● Data shown:
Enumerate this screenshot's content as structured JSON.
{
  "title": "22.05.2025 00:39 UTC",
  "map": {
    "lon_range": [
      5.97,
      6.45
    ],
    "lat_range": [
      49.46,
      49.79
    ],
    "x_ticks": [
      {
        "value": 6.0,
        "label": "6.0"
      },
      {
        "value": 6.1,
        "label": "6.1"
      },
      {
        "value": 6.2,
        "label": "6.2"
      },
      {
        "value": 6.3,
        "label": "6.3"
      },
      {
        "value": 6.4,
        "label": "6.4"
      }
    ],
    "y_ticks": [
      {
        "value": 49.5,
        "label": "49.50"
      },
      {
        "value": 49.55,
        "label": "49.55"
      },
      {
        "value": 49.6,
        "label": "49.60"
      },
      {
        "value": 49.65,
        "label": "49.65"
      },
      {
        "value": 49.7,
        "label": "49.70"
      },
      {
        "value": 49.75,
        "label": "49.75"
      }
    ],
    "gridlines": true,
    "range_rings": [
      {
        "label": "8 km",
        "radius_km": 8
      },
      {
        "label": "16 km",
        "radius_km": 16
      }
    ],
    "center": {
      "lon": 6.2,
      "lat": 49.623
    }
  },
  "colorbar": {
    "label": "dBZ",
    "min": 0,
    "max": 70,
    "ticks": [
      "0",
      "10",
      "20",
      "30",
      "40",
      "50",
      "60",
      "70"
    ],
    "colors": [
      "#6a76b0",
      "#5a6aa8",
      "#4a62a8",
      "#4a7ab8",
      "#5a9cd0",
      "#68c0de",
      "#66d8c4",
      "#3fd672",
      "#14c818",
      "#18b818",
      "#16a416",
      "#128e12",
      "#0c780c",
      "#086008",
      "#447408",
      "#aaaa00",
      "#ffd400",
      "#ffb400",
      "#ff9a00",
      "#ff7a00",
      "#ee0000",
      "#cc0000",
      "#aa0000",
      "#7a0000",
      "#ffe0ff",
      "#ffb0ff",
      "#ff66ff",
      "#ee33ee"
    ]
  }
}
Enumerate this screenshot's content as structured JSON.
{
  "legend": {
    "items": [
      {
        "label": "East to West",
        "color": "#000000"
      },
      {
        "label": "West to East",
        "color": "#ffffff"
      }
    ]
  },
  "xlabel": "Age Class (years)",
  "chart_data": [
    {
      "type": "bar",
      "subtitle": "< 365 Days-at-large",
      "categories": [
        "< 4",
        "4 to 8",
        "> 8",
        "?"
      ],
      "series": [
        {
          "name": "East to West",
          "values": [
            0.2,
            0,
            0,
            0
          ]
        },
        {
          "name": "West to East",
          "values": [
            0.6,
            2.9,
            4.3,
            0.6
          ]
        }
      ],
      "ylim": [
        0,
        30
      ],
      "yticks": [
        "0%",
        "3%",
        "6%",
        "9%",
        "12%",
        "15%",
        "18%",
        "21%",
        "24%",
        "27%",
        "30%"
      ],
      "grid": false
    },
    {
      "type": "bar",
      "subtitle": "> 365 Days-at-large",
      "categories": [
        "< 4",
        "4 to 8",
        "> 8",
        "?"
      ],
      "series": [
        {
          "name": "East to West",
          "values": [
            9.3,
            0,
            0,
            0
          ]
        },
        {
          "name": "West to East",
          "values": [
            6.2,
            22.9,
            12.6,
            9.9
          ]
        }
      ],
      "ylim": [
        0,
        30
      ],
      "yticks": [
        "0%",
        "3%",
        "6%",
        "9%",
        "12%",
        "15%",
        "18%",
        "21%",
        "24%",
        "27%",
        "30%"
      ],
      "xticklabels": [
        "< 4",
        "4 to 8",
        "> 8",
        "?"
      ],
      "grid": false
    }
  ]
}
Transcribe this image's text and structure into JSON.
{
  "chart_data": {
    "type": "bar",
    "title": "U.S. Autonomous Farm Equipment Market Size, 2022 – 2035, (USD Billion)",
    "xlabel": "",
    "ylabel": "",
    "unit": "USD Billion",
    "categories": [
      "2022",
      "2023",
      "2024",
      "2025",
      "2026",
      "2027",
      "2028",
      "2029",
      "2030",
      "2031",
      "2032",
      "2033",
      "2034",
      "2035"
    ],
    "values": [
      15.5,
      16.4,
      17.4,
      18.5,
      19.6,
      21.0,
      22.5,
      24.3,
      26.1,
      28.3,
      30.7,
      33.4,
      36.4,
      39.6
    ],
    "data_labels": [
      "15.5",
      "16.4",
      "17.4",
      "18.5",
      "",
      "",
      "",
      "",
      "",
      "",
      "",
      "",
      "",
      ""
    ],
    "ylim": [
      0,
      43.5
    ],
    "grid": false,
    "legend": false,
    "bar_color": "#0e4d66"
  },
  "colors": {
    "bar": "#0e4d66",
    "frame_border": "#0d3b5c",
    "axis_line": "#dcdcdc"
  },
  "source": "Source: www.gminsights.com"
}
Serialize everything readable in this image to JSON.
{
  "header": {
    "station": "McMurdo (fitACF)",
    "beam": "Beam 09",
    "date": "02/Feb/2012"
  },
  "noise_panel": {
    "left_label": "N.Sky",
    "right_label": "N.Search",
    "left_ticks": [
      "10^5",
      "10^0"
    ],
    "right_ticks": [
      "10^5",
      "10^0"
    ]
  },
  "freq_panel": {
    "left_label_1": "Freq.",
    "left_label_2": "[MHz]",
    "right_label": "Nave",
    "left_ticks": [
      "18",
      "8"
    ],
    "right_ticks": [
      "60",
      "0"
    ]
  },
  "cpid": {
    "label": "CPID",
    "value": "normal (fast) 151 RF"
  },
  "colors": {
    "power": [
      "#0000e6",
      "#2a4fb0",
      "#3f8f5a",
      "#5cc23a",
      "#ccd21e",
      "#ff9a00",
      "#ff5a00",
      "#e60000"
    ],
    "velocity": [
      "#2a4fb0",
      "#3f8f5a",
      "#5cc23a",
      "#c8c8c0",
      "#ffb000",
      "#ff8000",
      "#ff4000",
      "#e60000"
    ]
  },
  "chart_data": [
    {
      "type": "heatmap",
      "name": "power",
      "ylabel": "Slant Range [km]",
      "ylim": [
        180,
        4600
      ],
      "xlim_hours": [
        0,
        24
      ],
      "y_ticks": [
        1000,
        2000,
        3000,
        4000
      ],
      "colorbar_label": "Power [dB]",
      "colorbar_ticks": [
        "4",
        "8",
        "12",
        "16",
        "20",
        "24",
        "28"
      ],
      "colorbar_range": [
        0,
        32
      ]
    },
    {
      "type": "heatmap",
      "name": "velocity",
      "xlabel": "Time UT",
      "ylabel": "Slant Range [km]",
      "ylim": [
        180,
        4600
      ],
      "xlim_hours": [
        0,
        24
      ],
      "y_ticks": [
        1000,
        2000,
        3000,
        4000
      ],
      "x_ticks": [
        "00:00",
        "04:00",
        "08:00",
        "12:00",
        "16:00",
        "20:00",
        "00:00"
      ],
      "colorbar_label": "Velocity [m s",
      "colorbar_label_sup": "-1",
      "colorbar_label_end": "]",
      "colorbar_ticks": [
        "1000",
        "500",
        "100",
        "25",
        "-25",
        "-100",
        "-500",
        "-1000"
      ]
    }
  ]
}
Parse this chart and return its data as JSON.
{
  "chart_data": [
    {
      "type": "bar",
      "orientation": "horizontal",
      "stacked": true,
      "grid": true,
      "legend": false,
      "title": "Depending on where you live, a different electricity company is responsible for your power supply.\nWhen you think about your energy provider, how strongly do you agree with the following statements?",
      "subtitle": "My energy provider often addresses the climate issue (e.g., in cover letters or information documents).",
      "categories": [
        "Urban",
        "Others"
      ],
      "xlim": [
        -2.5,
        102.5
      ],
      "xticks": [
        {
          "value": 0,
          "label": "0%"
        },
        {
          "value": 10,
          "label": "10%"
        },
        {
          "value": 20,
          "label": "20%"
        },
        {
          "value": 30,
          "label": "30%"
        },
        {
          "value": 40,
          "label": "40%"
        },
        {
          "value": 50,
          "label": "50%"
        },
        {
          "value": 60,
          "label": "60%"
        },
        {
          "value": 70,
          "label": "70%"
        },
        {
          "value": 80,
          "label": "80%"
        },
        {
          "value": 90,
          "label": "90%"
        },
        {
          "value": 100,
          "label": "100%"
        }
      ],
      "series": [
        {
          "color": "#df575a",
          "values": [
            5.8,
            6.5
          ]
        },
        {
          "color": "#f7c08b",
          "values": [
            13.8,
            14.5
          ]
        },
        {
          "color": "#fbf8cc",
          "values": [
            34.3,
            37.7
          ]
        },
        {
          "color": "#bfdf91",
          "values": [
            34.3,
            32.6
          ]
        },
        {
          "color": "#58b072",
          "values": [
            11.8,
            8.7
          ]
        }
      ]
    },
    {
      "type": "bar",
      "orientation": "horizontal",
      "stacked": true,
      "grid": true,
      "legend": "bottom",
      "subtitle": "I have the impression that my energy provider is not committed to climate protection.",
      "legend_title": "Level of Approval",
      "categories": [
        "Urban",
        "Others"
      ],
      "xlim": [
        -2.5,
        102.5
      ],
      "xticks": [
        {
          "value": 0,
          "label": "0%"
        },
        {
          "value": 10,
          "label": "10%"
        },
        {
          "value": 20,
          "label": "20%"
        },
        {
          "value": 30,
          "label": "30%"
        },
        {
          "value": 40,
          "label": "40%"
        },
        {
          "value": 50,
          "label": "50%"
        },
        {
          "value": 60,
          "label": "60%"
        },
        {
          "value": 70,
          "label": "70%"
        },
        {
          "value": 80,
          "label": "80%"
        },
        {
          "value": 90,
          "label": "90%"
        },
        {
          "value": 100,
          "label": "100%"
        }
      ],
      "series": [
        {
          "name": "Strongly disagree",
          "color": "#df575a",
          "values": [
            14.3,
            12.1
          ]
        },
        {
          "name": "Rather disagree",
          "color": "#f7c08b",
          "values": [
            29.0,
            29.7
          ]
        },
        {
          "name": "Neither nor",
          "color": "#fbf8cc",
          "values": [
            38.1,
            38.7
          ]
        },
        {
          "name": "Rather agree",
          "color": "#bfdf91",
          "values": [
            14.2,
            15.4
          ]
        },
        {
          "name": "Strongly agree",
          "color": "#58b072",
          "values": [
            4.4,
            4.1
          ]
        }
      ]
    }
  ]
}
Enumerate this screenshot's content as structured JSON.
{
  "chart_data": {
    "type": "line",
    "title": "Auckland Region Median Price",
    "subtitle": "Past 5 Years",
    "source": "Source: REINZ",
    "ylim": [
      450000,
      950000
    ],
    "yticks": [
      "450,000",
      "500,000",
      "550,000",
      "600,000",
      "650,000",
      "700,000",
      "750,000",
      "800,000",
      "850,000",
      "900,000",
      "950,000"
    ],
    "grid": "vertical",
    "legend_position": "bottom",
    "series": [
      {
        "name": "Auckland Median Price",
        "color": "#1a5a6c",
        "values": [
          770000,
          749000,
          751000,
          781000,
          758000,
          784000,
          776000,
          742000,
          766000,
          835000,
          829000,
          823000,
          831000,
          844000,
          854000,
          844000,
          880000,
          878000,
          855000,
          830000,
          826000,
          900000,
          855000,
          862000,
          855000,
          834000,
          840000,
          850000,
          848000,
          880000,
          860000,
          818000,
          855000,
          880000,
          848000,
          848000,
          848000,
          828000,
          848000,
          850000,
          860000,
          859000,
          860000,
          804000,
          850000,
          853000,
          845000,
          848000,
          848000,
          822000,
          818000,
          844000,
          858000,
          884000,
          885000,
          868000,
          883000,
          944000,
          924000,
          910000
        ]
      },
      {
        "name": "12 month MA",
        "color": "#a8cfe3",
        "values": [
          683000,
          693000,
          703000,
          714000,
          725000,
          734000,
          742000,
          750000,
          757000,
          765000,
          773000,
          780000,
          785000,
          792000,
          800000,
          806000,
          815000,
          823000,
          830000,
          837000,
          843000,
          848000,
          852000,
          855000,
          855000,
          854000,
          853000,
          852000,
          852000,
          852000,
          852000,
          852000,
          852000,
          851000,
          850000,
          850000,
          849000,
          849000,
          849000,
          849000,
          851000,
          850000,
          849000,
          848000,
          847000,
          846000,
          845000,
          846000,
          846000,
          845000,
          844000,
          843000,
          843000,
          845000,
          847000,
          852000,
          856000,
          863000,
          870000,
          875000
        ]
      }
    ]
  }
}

● Task description: The word "Days" may appear on some lines of these records; state how many such lines there are, and nothing else.

● Answer in full: 2